[Aim of the exercise]
Every entry below should be printed exactly, without its images.
---*---
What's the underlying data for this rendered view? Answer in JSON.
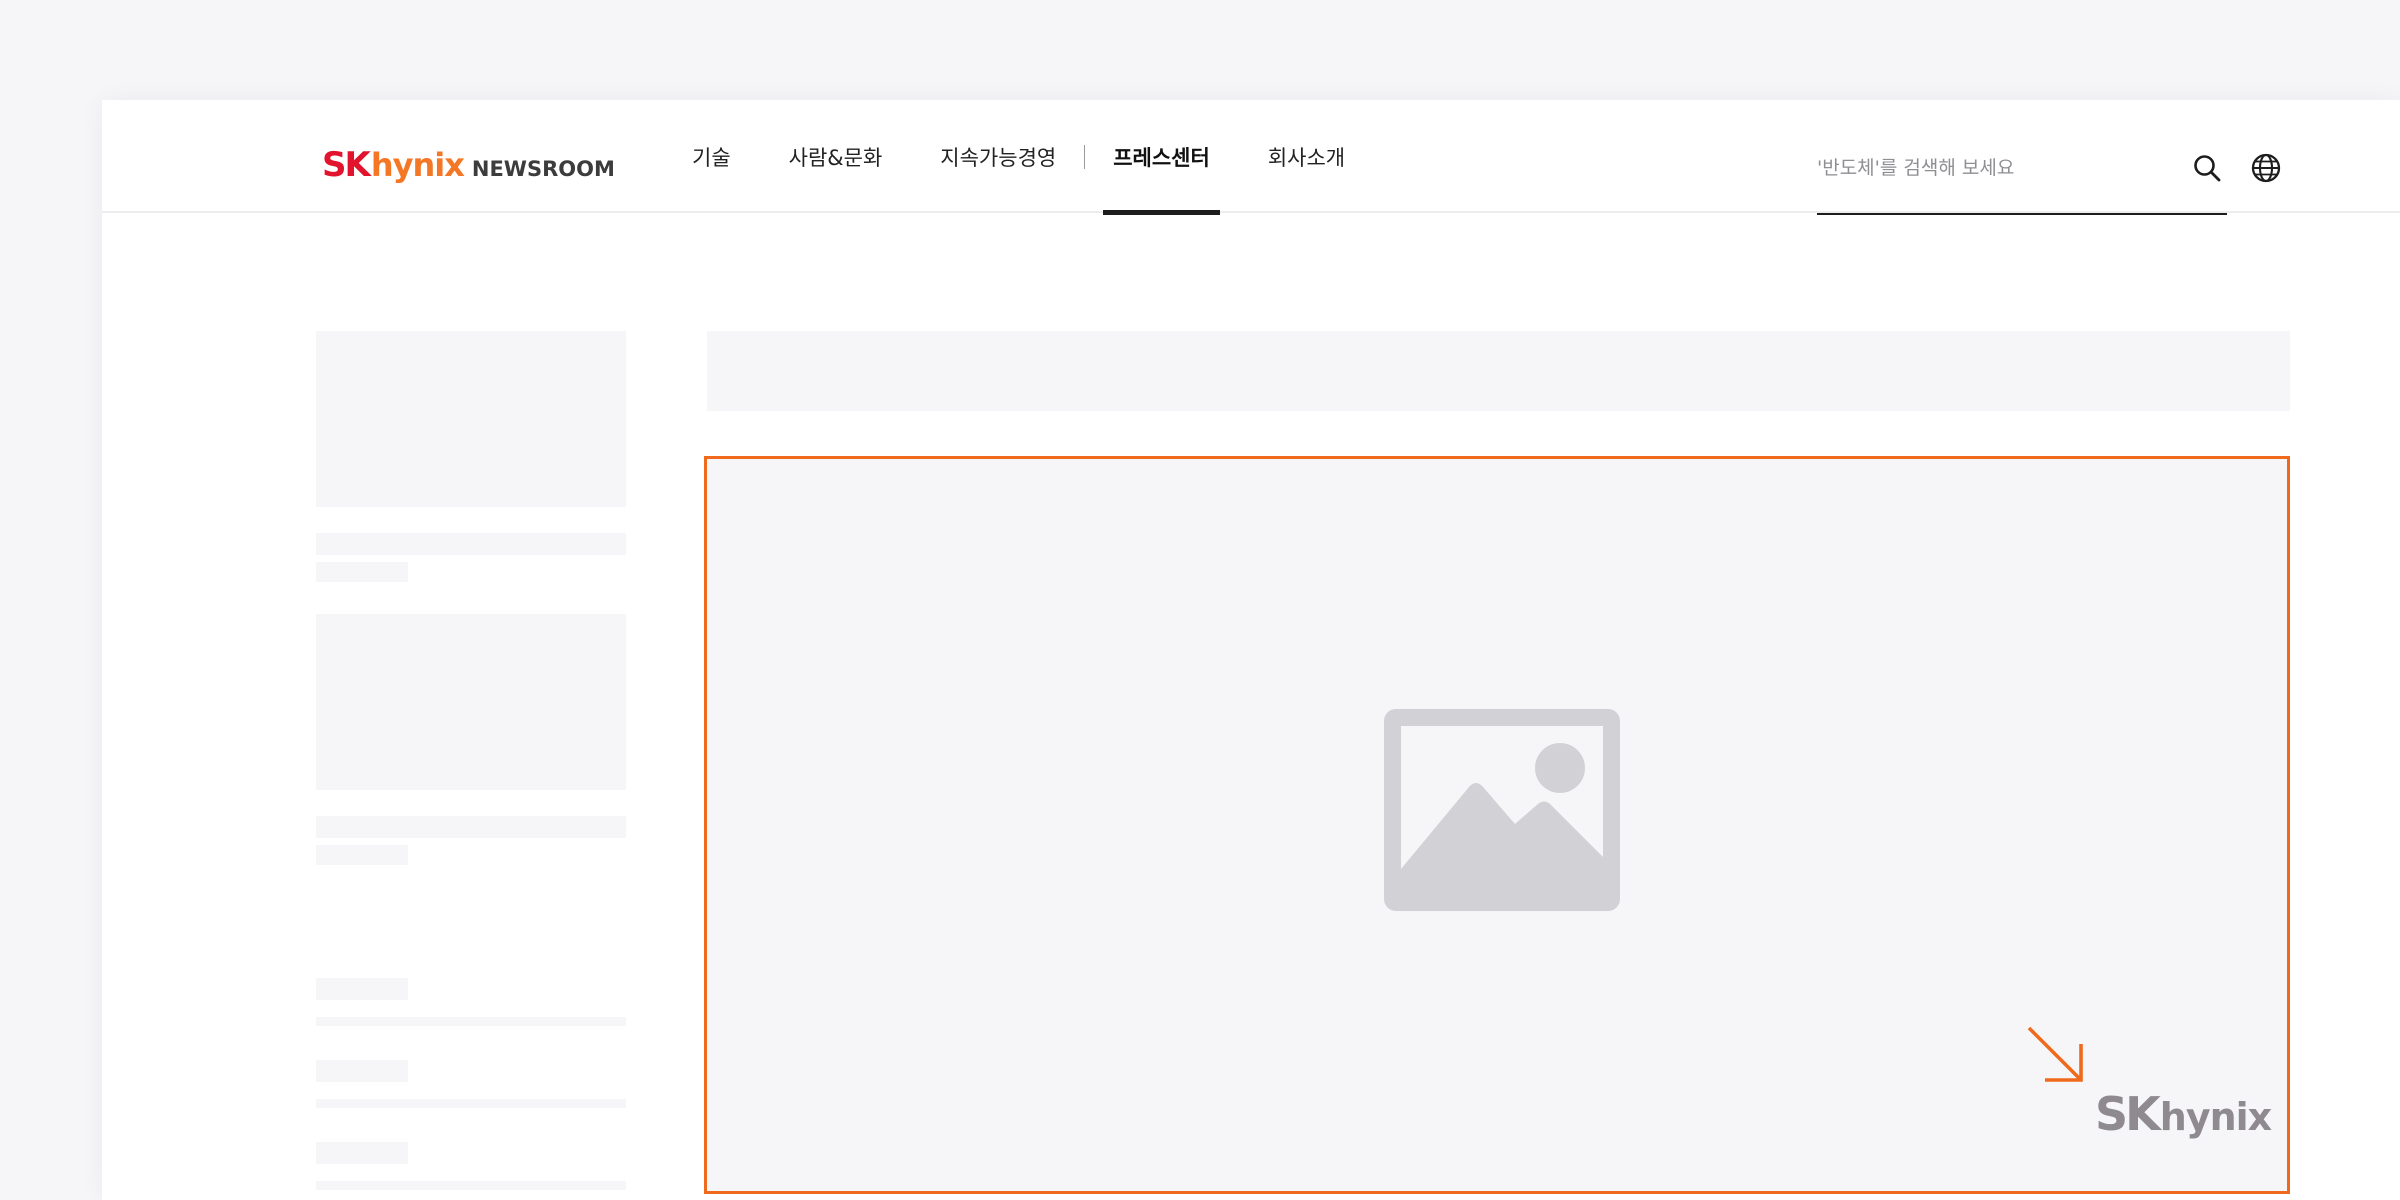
{
  "header": {
    "logo": {
      "sk": "SK",
      "hynix": "hynix",
      "newsroom": "NEWSROOM"
    },
    "nav": [
      {
        "label": "기술"
      },
      {
        "label": "사람&문화"
      },
      {
        "label": "지속가능경영"
      },
      {
        "label": "프레스센터",
        "active": true
      },
      {
        "label": "회사소개"
      }
    ],
    "search": {
      "placeholder": "'반도체'를 검색해 보세요",
      "value": ""
    }
  },
  "main": {
    "image": {
      "type": "image-placeholder",
      "watermark": {
        "sk": "SK",
        "hynix": "hynix"
      }
    }
  },
  "colors": {
    "brand_red": "#e2142d",
    "brand_orange": "#f47725",
    "accent_border": "#ef6a1c",
    "skeleton": "#f6f6f8"
  },
  "icons": [
    "search-icon",
    "globe-icon",
    "image-placeholder-icon",
    "arrow-down-right-icon"
  ]
}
---*---
[Exercise output]
What's the underlying data for this rendered view? Answer in JSON.
{
  "header": {
    "logo": {
      "sk": "SK",
      "hynix": "hynix",
      "newsroom": "NEWSROOM"
    },
    "nav": [
      {
        "label": "기술"
      },
      {
        "label": "사람&문화"
      },
      {
        "label": "지속가능경영"
      },
      {
        "label": "프레스센터",
        "active": true
      },
      {
        "label": "회사소개"
      }
    ],
    "search": {
      "placeholder": "'반도체'를 검색해 보세요",
      "value": ""
    }
  },
  "main": {
    "image": {
      "type": "image-placeholder",
      "watermark": {
        "sk": "SK",
        "hynix": "hynix"
      }
    }
  },
  "colors": {
    "brand_red": "#e2142d",
    "brand_orange": "#f47725",
    "accent_border": "#ef6a1c",
    "skeleton": "#f6f6f8"
  },
  "icons": [
    "search-icon",
    "globe-icon",
    "image-placeholder-icon",
    "arrow-down-right-icon"
  ]
}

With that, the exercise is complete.